EXCERPTED PASSAGE:
************
1315 HAMDEN, LLC v. TOWN OF HAMDEN PLANNING AND ZONING COMMISSION.

2003 Ct. Sup. 9795, 35 CLR 316
No. CV02-0471309 SConnecticut Superior Court, Judicial District of New Haven at New Haven
August 11, 2003

[EDITOR’S NOTE: This case is unpublished as indicated by the issuing court.]

MEMORANDUM OF DECISION
RADCLIFFE, JUDGE.

FACTS

The plaintiff, 1315 Hamden, LLC, was the owner of 1299-1315 Dixwell Avenue, Hamden, on May 15, 2002, when, acting through Ira Schwartz, it filed an application with the defendant, Town of Hamden Planning and Zoning Commission. (ROR 1.)

The property consists of 10 acres, is located in a CDD-1 (Controlled Development District) Zone, and is bisected by a railroad line.

On 5.82 acres of the parcel located west of the railroad line, stands an 80-year-old 160,000-square-foot structure, once used as a factory.

The site plan proposed to utilize approximately one-half of the structure, 80,000 square feet in the rear of the building, devoted to warehouse/self storage use. (ROR 13, 35 and 36.)

At the time of the site plan application, existing uses in the building were a business school (23,000 square feet), two retail establishments (40,000 square feet and 13,000 square feet, respectively) and a furniture assembly/warehouse (6,700 square feet). (ROR 13.)

Prior to applying for site plan approval, 1315 Hamden, LLC applied to the Hamden Zoning Board of Appeals requesting a use variance for the property, pursuant to § 861.3 of the Hamden Zoning Regulations.

The variance was requested, to allow warehousing in a zone (CDD-1) where the use is restricted to Industrial Circle, and Hamden Park Drive (§ 572.1.C, Hamden Zoning Regulations).
************
PROVIDED DATA:
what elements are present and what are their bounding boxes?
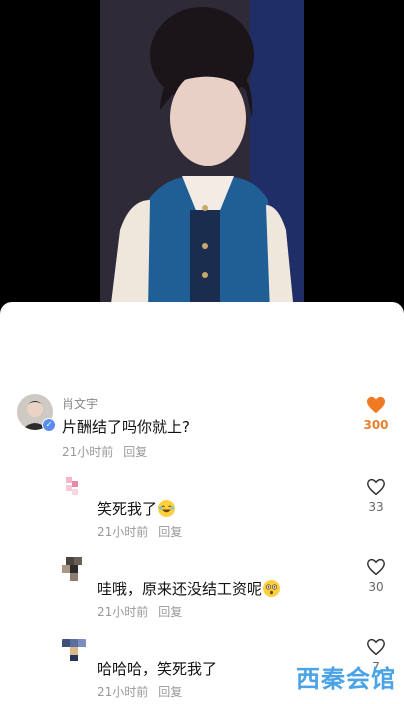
************
EXERCISES:
a – Which uses existed in the building at the time of the site plan application, according to the Hamden zoning decision? List each with its square footage.
b – In the Hamden zoning decision, how much of the structure did the site plan propose to devote to warehouse/self storage use?

LIST OF SOLUTIONS:
a –
- Business school: 23,000 square feet
- Retail establishment: 40,000 square feet
- Retail establishment: 13,000 square feet
- Furniture assembly/warehouse: 6,700 square feet

b – About one-half of the structure: 80,000 square feet in the rear of the building.